:: Document source ::

PMA pour toutes : un consensus créé de toutes pièces

Le président Emmanuel Macron a promis la semaine dernière aux associations LGBT que la loi serait promulguée en 2019. Comment se fait-il que les institutions françaises soient soudainement toutes d’accord pour préconiser l’ouverture de la PMA ? Et pourquoi le débat s’annonce-t-il houleux quand même ?

Mis en ligne le 29 novembre 2018 Imprimer Imprimer

Le projet de loi sur la « PMA pour toutes » sera présenté en Conseil des ministres  « en début d’année », a indiqué mardi Benjamin Griveaux, porte-parole du gouvernement. Emmanuel Macron a promis la semaine dernière aux associations LGBT que la loi serait promulguée en 2019. Il leur a aussi confirmé la création d’une commission interparlementaire de sénateurs et de députés de tous bords politiques, pour contribuer au débat précédant la loi.

Comment se fait-il que les institutions françaises soient soudainement toutes d’accord pour préconiser l’ouverture de la PMA ? Et pourquoi le débat s’annonce-t-il houleux quand même ? Le Journal International de Médecine pose ouvertement la question d’un consensus créé de toute pièce par le gouvernement. Pour faire passer une loi, promesse de campagne, auprès de Français réticents. Le Comité Consultatif National d’Ethique, a rendu en juin 2018 un avis favorable à l’élargissement de la PMA, contredisant son avis précédent de 2005. Ce nouvel avis était attendu pour l’automne 2013, que s’est-il passé entre 2013 et 2018 ? « Au lieu de changer d’avis, le gouvernement préfère changer de comité d’éthique », ironise Jean Léonetti. En effet, en 2016, 17 des 39 membres ont été remplacés, par des personnes notoirement connues pour leurs opinions pro-PMA « conformément aux souhaits du Président ». Jacques Testart parle même d’une « fabrique du consensus bioéthique », en évinçant ou en négligeant les avis non conformes. « Et si la centaine d’avis du CCNE servait à habituer progressivement les gens à la transgression en proposant des avis un peu moins permissifs que les positions tenues par les militants les plus revendicatifs ? Jusqu’à la fois d’après… ».

C’est aussi Jacques Testart qui fait remarquer une surprenante redondance des « personnes ressources » parmi les experts « dont la plupart interviennent simultanément dans les différents comités d’éthique ainsi que comme conseillers de responsables politiques ou des grands instituts de recherche », ce qui pourrait contribuer à « l’évolution éthiquement synchrone des diverses structures ».

:: Objectif de l'exercice ::
Reproduisez à l'identique le passage de l'article sur la PMA qui va de « Mis en ligne » jusqu'à « précédant la loi. » inclus.

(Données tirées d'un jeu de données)
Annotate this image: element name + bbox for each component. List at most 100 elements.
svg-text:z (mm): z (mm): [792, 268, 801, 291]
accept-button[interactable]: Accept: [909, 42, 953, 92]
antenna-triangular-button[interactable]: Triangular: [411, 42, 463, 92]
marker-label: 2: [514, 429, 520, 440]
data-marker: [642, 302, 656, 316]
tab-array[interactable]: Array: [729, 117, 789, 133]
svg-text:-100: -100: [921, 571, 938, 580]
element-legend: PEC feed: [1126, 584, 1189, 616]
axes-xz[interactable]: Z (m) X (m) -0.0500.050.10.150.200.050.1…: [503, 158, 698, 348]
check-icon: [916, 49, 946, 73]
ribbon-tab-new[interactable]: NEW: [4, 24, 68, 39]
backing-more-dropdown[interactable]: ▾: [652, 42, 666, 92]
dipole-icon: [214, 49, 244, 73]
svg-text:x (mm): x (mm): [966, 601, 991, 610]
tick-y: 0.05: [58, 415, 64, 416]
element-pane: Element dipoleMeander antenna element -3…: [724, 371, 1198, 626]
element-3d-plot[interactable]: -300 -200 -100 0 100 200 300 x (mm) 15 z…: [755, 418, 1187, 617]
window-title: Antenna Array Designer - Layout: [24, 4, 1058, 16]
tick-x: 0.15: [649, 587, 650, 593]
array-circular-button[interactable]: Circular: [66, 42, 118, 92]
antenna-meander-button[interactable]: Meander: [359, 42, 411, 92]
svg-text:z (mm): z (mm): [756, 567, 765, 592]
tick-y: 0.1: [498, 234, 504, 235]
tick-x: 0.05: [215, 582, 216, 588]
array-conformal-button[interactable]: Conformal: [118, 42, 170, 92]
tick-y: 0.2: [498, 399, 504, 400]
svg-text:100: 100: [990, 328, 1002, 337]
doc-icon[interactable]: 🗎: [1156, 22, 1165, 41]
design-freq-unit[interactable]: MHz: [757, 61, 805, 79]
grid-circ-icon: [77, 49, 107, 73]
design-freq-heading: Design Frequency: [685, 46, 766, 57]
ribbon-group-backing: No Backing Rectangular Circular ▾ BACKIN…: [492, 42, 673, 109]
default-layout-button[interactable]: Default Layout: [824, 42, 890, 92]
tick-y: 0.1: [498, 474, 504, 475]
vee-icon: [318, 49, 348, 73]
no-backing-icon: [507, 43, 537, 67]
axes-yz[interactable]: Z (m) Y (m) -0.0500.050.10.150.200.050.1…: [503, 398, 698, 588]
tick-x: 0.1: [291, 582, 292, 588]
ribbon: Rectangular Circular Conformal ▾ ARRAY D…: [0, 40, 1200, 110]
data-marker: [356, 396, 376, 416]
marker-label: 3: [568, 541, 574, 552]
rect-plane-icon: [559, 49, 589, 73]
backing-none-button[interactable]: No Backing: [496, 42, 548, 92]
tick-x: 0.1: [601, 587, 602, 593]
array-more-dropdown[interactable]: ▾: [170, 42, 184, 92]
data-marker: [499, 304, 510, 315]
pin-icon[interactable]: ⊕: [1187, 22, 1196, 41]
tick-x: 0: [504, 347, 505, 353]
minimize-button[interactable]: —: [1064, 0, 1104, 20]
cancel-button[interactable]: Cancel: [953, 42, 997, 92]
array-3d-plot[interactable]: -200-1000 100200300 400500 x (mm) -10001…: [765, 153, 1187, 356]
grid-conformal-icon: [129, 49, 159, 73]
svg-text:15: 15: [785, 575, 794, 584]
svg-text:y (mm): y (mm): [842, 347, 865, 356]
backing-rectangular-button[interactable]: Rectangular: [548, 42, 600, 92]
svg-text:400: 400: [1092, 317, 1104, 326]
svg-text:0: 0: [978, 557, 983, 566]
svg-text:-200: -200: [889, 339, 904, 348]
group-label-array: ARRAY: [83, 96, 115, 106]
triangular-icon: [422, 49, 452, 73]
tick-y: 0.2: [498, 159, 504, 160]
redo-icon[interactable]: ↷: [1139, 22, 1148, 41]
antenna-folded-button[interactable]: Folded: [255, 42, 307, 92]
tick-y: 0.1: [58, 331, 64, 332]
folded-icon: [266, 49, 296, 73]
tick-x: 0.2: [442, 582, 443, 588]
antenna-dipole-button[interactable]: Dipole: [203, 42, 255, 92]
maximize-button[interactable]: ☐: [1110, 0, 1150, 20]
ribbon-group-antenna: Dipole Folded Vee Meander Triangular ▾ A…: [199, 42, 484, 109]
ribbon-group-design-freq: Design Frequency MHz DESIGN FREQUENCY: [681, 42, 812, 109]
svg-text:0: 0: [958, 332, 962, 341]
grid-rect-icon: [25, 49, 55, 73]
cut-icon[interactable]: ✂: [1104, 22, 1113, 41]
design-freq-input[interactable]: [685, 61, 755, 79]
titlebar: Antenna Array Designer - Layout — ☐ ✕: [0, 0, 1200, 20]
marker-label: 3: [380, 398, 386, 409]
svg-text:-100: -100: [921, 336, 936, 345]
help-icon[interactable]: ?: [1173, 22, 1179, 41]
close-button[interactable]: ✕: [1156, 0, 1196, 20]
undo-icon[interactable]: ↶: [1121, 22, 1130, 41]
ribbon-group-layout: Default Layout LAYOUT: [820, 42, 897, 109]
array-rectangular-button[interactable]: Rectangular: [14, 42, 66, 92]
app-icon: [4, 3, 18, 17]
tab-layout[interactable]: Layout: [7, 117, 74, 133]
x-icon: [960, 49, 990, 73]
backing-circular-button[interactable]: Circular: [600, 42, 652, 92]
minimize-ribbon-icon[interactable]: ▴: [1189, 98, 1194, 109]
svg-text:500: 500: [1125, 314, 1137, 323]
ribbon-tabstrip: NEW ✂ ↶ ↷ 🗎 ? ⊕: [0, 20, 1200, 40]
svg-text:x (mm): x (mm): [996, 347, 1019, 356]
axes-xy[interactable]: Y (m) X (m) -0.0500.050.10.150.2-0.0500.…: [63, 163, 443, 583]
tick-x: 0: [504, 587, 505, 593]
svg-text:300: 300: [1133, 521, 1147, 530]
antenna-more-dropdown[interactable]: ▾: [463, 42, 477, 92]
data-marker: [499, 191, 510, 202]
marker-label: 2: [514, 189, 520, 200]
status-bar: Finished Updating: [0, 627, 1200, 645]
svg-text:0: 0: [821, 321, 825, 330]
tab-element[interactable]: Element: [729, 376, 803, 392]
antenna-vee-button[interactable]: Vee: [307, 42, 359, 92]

:: Réponse à l'exercice ::
Mis en ligne le 29 novembre 2018 Imprimer Imprimer

Le projet de loi sur la « PMA pour toutes » sera présenté en Conseil des ministres  « en début d’année », a indiqué mardi Benjamin Griveaux, porte-parole du gouvernement. Emmanuel Macron a promis la semaine dernière aux associations LGBT que la loi serait promulguée en 2019. Il leur a aussi confirmé la création d’une commission interparlementaire de sénateurs et de députés de tous bords politiques, pour contribuer au débat précédant la loi.